Reproduce the records below in their entirety, character for character.

Stored entries

-------

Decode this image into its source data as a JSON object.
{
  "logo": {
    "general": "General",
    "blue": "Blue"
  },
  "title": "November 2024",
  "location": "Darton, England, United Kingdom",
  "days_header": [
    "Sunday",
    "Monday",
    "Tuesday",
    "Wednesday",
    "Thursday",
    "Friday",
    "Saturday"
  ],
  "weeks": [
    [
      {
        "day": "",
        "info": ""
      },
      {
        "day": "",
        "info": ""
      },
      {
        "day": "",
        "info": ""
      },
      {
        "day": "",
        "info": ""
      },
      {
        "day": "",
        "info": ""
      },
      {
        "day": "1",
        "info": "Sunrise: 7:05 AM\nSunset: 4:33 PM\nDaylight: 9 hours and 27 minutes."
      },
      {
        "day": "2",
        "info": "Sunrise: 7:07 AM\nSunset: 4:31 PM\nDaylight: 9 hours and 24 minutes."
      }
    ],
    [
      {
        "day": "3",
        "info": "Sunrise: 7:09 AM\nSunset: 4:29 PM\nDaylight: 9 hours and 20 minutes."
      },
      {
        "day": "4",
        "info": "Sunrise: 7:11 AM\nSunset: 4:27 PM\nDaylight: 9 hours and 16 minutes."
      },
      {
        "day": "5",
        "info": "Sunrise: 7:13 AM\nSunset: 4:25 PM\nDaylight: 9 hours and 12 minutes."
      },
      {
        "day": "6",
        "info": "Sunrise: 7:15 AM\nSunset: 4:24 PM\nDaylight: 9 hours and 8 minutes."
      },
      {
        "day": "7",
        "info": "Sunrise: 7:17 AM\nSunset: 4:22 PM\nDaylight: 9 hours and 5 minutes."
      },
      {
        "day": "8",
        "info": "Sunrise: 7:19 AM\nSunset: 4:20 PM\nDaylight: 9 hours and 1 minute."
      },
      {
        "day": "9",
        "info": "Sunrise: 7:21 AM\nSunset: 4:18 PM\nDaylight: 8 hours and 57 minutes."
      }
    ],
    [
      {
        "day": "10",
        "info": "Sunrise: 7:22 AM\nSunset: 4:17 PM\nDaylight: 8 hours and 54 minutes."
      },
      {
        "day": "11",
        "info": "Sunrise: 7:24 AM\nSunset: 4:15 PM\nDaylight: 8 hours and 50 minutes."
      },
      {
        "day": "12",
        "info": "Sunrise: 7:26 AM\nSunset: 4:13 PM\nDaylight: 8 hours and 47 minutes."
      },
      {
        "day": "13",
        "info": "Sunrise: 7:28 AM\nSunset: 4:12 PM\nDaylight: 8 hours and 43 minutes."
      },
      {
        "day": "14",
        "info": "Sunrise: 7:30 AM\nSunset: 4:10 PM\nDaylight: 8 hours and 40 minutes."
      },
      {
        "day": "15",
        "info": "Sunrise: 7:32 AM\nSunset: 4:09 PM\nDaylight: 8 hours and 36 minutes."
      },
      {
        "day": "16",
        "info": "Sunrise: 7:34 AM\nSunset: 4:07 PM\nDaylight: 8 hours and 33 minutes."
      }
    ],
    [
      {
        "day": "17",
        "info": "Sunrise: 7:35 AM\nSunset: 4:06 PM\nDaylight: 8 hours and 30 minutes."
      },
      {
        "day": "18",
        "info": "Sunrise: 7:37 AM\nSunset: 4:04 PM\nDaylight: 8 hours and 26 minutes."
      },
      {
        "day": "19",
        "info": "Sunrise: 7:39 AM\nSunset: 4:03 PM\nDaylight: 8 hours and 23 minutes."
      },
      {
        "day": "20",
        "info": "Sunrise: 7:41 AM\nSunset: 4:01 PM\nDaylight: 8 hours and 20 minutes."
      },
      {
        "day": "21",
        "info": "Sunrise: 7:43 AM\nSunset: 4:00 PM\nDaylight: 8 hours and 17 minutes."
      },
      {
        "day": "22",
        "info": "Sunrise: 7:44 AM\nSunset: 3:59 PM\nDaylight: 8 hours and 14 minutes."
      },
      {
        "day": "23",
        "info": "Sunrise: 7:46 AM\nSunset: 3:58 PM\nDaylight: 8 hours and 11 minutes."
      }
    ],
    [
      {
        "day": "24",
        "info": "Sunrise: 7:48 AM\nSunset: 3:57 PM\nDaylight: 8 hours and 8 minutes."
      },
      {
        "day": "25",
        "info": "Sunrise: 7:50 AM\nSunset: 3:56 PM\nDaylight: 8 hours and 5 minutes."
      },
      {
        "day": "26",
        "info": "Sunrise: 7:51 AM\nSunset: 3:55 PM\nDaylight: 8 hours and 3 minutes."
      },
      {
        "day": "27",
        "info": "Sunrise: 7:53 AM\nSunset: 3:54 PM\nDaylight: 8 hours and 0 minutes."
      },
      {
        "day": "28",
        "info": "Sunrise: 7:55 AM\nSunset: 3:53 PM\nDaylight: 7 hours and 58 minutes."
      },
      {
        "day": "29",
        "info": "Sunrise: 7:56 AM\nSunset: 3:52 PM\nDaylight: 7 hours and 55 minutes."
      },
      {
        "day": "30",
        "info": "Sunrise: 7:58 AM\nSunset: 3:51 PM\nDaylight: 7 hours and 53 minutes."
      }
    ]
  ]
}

-------

Final result —
Decode this image into its source data as a JSON object.
{
  "logo": {
    "general": "General",
    "blue": "Blue"
  },
  "title": "November 2024",
  "location": "Darton, England, United Kingdom",
  "days_header": [
    "Sunday",
    "Monday",
    "Tuesday",
    "Wednesday",
    "Thursday",
    "Friday",
    "Saturday"
  ],
  "weeks": [
    [
      {
        "day": "",
        "info": ""
      },
      {
        "day": "",
        "info": ""
      },
      {
        "day": "",
        "info": ""
      },
      {
        "day": "",
        "info": ""
      },
      {
        "day": "",
        "info": ""
      },
      {
        "day": "1",
        "info": "Sunrise: 7:05 AM\nSunset: 4:33 PM\nDaylight: 9 hours and 27 minutes."
      },
      {
        "day": "2",
        "info": "Sunrise: 7:07 AM\nSunset: 4:31 PM\nDaylight: 9 hours and 24 minutes."
      }
    ],
    [
      {
        "day": "3",
        "info": "Sunrise: 7:09 AM\nSunset: 4:29 PM\nDaylight: 9 hours and 20 minutes."
      },
      {
        "day": "4",
        "info": "Sunrise: 7:11 AM\nSunset: 4:27 PM\nDaylight: 9 hours and 16 minutes."
      },
      {
        "day": "5",
        "info": "Sunrise: 7:13 AM\nSunset: 4:25 PM\nDaylight: 9 hours and 12 minutes."
      },
      {
        "day": "6",
        "info": "Sunrise: 7:15 AM\nSunset: 4:24 PM\nDaylight: 9 hours and 8 minutes."
      },
      {
        "day": "7",
        "info": "Sunrise: 7:17 AM\nSunset: 4:22 PM\nDaylight: 9 hours and 5 minutes."
      },
      {
        "day": "8",
        "info": "Sunrise: 7:19 AM\nSunset: 4:20 PM\nDaylight: 9 hours and 1 minute."
      },
      {
        "day": "9",
        "info": "Sunrise: 7:21 AM\nSunset: 4:18 PM\nDaylight: 8 hours and 57 minutes."
      }
    ],
    [
      {
        "day": "10",
        "info": "Sunrise: 7:22 AM\nSunset: 4:17 PM\nDaylight: 8 hours and 54 minutes."
      },
      {
        "day": "11",
        "info": "Sunrise: 7:24 AM\nSunset: 4:15 PM\nDaylight: 8 hours and 50 minutes."
      },
      {
        "day": "12",
        "info": "Sunrise: 7:26 AM\nSunset: 4:13 PM\nDaylight: 8 hours and 47 minutes."
      },
      {
        "day": "13",
        "info": "Sunrise: 7:28 AM\nSunset: 4:12 PM\nDaylight: 8 hours and 43 minutes."
      },
      {
        "day": "14",
        "info": "Sunrise: 7:30 AM\nSunset: 4:10 PM\nDaylight: 8 hours and 40 minutes."
      },
      {
        "day": "15",
        "info": "Sunrise: 7:32 AM\nSunset: 4:09 PM\nDaylight: 8 hours and 36 minutes."
      },
      {
        "day": "16",
        "info": "Sunrise: 7:34 AM\nSunset: 4:07 PM\nDaylight: 8 hours and 33 minutes."
      }
    ],
    [
      {
        "day": "17",
        "info": "Sunrise: 7:35 AM\nSunset: 4:06 PM\nDaylight: 8 hours and 30 minutes."
      },
      {
        "day": "18",
        "info": "Sunrise: 7:37 AM\nSunset: 4:04 PM\nDaylight: 8 hours and 26 minutes."
      },
      {
        "day": "19",
        "info": "Sunrise: 7:39 AM\nSunset: 4:03 PM\nDaylight: 8 hours and 23 minutes."
      },
      {
        "day": "20",
        "info": "Sunrise: 7:41 AM\nSunset: 4:01 PM\nDaylight: 8 hours and 20 minutes."
      },
      {
        "day": "21",
        "info": "Sunrise: 7:43 AM\nSunset: 4:00 PM\nDaylight: 8 hours and 17 minutes."
      },
      {
        "day": "22",
        "info": "Sunrise: 7:44 AM\nSunset: 3:59 PM\nDaylight: 8 hours and 14 minutes."
      },
      {
        "day": "23",
        "info": "Sunrise: 7:46 AM\nSunset: 3:58 PM\nDaylight: 8 hours and 11 minutes."
      }
    ],
    [
      {
        "day": "24",
        "info": "Sunrise: 7:48 AM\nSunset: 3:57 PM\nDaylight: 8 hours and 8 minutes."
      },
      {
        "day": "25",
        "info": "Sunrise: 7:50 AM\nSunset: 3:56 PM\nDaylight: 8 hours and 5 minutes."
      },
      {
        "day": "26",
        "info": "Sunrise: 7:51 AM\nSunset: 3:55 PM\nDaylight: 8 hours and 3 minutes."
      },
      {
        "day": "27",
        "info": "Sunrise: 7:53 AM\nSunset: 3:54 PM\nDaylight: 8 hours and 0 minutes."
      },
      {
        "day": "28",
        "info": "Sunrise: 7:55 AM\nSunset: 3:53 PM\nDaylight: 7 hours and 58 minutes."
      },
      {
        "day": "29",
        "info": "Sunrise: 7:56 AM\nSunset: 3:52 PM\nDaylight: 7 hours and 55 minutes."
      },
      {
        "day": "30",
        "info": "Sunrise: 7:58 AM\nSunset: 3:51 PM\nDaylight: 7 hours and 53 minutes."
      }
    ]
  ]
}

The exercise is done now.